**INSTRUCTIONS TO FOLLOW:** Give every entry again, word for word and in full.

**STORED RECORDS:**
++++++++++++++++++++

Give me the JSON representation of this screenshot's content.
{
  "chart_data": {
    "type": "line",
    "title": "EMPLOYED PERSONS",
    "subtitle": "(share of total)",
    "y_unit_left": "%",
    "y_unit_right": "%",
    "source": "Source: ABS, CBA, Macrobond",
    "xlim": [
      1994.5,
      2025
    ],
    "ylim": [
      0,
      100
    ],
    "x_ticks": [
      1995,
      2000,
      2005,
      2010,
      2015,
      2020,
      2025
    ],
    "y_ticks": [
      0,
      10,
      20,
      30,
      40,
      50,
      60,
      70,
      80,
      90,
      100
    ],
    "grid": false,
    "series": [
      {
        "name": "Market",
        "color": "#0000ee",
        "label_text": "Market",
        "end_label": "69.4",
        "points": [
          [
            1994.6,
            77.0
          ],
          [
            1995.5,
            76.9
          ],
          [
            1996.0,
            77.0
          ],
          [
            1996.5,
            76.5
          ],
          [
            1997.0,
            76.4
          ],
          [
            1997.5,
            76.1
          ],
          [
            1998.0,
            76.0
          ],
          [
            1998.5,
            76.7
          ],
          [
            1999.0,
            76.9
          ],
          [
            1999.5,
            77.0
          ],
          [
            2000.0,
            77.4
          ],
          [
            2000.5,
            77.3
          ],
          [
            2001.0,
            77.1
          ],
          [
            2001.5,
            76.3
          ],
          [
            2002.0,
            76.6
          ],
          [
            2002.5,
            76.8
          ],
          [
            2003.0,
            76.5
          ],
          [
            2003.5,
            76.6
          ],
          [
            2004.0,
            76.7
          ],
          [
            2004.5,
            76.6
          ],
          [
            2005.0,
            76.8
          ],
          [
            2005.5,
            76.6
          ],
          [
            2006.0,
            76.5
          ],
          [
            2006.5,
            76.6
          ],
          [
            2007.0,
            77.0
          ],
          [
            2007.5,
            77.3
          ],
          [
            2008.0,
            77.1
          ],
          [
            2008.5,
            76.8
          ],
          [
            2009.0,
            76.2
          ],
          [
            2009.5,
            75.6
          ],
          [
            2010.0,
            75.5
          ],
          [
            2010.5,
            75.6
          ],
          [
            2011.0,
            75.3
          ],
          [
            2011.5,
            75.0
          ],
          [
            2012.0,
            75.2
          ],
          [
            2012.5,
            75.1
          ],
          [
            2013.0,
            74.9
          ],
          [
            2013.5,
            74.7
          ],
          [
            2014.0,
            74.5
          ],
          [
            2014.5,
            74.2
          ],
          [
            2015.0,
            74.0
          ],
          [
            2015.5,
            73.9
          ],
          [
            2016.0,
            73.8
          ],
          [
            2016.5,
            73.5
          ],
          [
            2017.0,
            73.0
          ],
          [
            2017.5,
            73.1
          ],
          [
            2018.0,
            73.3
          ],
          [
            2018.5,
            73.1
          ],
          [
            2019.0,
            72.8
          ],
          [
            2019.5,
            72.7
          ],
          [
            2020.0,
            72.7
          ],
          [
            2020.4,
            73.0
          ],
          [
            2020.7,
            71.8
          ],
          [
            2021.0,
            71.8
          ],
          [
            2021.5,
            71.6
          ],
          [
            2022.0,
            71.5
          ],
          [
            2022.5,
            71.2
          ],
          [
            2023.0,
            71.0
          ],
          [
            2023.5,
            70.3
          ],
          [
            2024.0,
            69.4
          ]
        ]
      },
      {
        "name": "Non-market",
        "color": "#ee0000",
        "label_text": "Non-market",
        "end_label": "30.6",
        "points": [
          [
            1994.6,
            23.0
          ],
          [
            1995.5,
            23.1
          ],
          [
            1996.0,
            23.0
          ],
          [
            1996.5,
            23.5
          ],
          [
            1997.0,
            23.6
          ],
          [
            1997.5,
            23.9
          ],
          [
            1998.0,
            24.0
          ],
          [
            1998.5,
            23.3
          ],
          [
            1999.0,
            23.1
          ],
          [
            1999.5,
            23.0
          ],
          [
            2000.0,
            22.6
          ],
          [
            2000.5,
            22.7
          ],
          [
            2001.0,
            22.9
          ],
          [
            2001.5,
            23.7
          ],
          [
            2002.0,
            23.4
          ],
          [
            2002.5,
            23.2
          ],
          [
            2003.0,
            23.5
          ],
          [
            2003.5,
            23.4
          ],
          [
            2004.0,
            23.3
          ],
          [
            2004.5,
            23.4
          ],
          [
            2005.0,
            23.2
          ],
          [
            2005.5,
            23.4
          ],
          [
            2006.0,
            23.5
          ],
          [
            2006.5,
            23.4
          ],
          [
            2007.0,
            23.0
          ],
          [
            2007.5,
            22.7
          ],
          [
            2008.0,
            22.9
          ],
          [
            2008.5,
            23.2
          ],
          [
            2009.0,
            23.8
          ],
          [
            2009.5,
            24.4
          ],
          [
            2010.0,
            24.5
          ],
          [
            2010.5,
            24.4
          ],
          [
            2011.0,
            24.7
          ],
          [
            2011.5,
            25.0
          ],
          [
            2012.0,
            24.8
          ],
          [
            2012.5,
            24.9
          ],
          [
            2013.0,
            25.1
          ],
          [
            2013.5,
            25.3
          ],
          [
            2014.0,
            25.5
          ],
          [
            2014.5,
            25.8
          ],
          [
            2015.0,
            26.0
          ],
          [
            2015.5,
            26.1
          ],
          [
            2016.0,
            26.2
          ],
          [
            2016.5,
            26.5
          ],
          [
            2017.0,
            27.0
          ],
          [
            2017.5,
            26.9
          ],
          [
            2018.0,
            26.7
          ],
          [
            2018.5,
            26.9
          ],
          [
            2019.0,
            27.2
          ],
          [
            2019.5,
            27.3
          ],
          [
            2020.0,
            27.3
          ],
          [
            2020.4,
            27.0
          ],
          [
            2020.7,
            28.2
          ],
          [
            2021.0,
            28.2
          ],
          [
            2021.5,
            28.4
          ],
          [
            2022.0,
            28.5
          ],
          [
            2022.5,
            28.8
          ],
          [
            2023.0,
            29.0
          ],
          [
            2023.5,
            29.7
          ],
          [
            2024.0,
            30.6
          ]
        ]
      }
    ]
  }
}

++++++++++++++++++++

**OUTPUT OF THE TASK:**
Give me the JSON representation of this screenshot's content.
{
  "chart_data": {
    "type": "line",
    "title": "EMPLOYED PERSONS",
    "subtitle": "(share of total)",
    "y_unit_left": "%",
    "y_unit_right": "%",
    "source": "Source: ABS, CBA, Macrobond",
    "xlim": [
      1994.5,
      2025
    ],
    "ylim": [
      0,
      100
    ],
    "x_ticks": [
      1995,
      2000,
      2005,
      2010,
      2015,
      2020,
      2025
    ],
    "y_ticks": [
      0,
      10,
      20,
      30,
      40,
      50,
      60,
      70,
      80,
      90,
      100
    ],
    "grid": false,
    "series": [
      {
        "name": "Market",
        "color": "#0000ee",
        "label_text": "Market",
        "end_label": "69.4",
        "points": [
          [
            1994.6,
            77.0
          ],
          [
            1995.5,
            76.9
          ],
          [
            1996.0,
            77.0
          ],
          [
            1996.5,
            76.5
          ],
          [
            1997.0,
            76.4
          ],
          [
            1997.5,
            76.1
          ],
          [
            1998.0,
            76.0
          ],
          [
            1998.5,
            76.7
          ],
          [
            1999.0,
            76.9
          ],
          [
            1999.5,
            77.0
          ],
          [
            2000.0,
            77.4
          ],
          [
            2000.5,
            77.3
          ],
          [
            2001.0,
            77.1
          ],
          [
            2001.5,
            76.3
          ],
          [
            2002.0,
            76.6
          ],
          [
            2002.5,
            76.8
          ],
          [
            2003.0,
            76.5
          ],
          [
            2003.5,
            76.6
          ],
          [
            2004.0,
            76.7
          ],
          [
            2004.5,
            76.6
          ],
          [
            2005.0,
            76.8
          ],
          [
            2005.5,
            76.6
          ],
          [
            2006.0,
            76.5
          ],
          [
            2006.5,
            76.6
          ],
          [
            2007.0,
            77.0
          ],
          [
            2007.5,
            77.3
          ],
          [
            2008.0,
            77.1
          ],
          [
            2008.5,
            76.8
          ],
          [
            2009.0,
            76.2
          ],
          [
            2009.5,
            75.6
          ],
          [
            2010.0,
            75.5
          ],
          [
            2010.5,
            75.6
          ],
          [
            2011.0,
            75.3
          ],
          [
            2011.5,
            75.0
          ],
          [
            2012.0,
            75.2
          ],
          [
            2012.5,
            75.1
          ],
          [
            2013.0,
            74.9
          ],
          [
            2013.5,
            74.7
          ],
          [
            2014.0,
            74.5
          ],
          [
            2014.5,
            74.2
          ],
          [
            2015.0,
            74.0
          ],
          [
            2015.5,
            73.9
          ],
          [
            2016.0,
            73.8
          ],
          [
            2016.5,
            73.5
          ],
          [
            2017.0,
            73.0
          ],
          [
            2017.5,
            73.1
          ],
          [
            2018.0,
            73.3
          ],
          [
            2018.5,
            73.1
          ],
          [
            2019.0,
            72.8
          ],
          [
            2019.5,
            72.7
          ],
          [
            2020.0,
            72.7
          ],
          [
            2020.4,
            73.0
          ],
          [
            2020.7,
            71.8
          ],
          [
            2021.0,
            71.8
          ],
          [
            2021.5,
            71.6
          ],
          [
            2022.0,
            71.5
          ],
          [
            2022.5,
            71.2
          ],
          [
            2023.0,
            71.0
          ],
          [
            2023.5,
            70.3
          ],
          [
            2024.0,
            69.4
          ]
        ]
      },
      {
        "name": "Non-market",
        "color": "#ee0000",
        "label_text": "Non-market",
        "end_label": "30.6",
        "points": [
          [
            1994.6,
            23.0
          ],
          [
            1995.5,
            23.1
          ],
          [
            1996.0,
            23.0
          ],
          [
            1996.5,
            23.5
          ],
          [
            1997.0,
            23.6
          ],
          [
            1997.5,
            23.9
          ],
          [
            1998.0,
            24.0
          ],
          [
            1998.5,
            23.3
          ],
          [
            1999.0,
            23.1
          ],
          [
            1999.5,
            23.0
          ],
          [
            2000.0,
            22.6
          ],
          [
            2000.5,
            22.7
          ],
          [
            2001.0,
            22.9
          ],
          [
            2001.5,
            23.7
          ],
          [
            2002.0,
            23.4
          ],
          [
            2002.5,
            23.2
          ],
          [
            2003.0,
            23.5
          ],
          [
            2003.5,
            23.4
          ],
          [
            2004.0,
            23.3
          ],
          [
            2004.5,
            23.4
          ],
          [
            2005.0,
            23.2
          ],
          [
            2005.5,
            23.4
          ],
          [
            2006.0,
            23.5
          ],
          [
            2006.5,
            23.4
          ],
          [
            2007.0,
            23.0
          ],
          [
            2007.5,
            22.7
          ],
          [
            2008.0,
            22.9
          ],
          [
            2008.5,
            23.2
          ],
          [
            2009.0,
            23.8
          ],
          [
            2009.5,
            24.4
          ],
          [
            2010.0,
            24.5
          ],
          [
            2010.5,
            24.4
          ],
          [
            2011.0,
            24.7
          ],
          [
            2011.5,
            25.0
          ],
          [
            2012.0,
            24.8
          ],
          [
            2012.5,
            24.9
          ],
          [
            2013.0,
            25.1
          ],
          [
            2013.5,
            25.3
          ],
          [
            2014.0,
            25.5
          ],
          [
            2014.5,
            25.8
          ],
          [
            2015.0,
            26.0
          ],
          [
            2015.5,
            26.1
          ],
          [
            2016.0,
            26.2
          ],
          [
            2016.5,
            26.5
          ],
          [
            2017.0,
            27.0
          ],
          [
            2017.5,
            26.9
          ],
          [
            2018.0,
            26.7
          ],
          [
            2018.5,
            26.9
          ],
          [
            2019.0,
            27.2
          ],
          [
            2019.5,
            27.3
          ],
          [
            2020.0,
            27.3
          ],
          [
            2020.4,
            27.0
          ],
          [
            2020.7,
            28.2
          ],
          [
            2021.0,
            28.2
          ],
          [
            2021.5,
            28.4
          ],
          [
            2022.0,
            28.5
          ],
          [
            2022.5,
            28.8
          ],
          [
            2023.0,
            29.0
          ],
          [
            2023.5,
            29.7
          ],
          [
            2024.0,
            30.6
          ]
        ]
      }
    ]
  }
}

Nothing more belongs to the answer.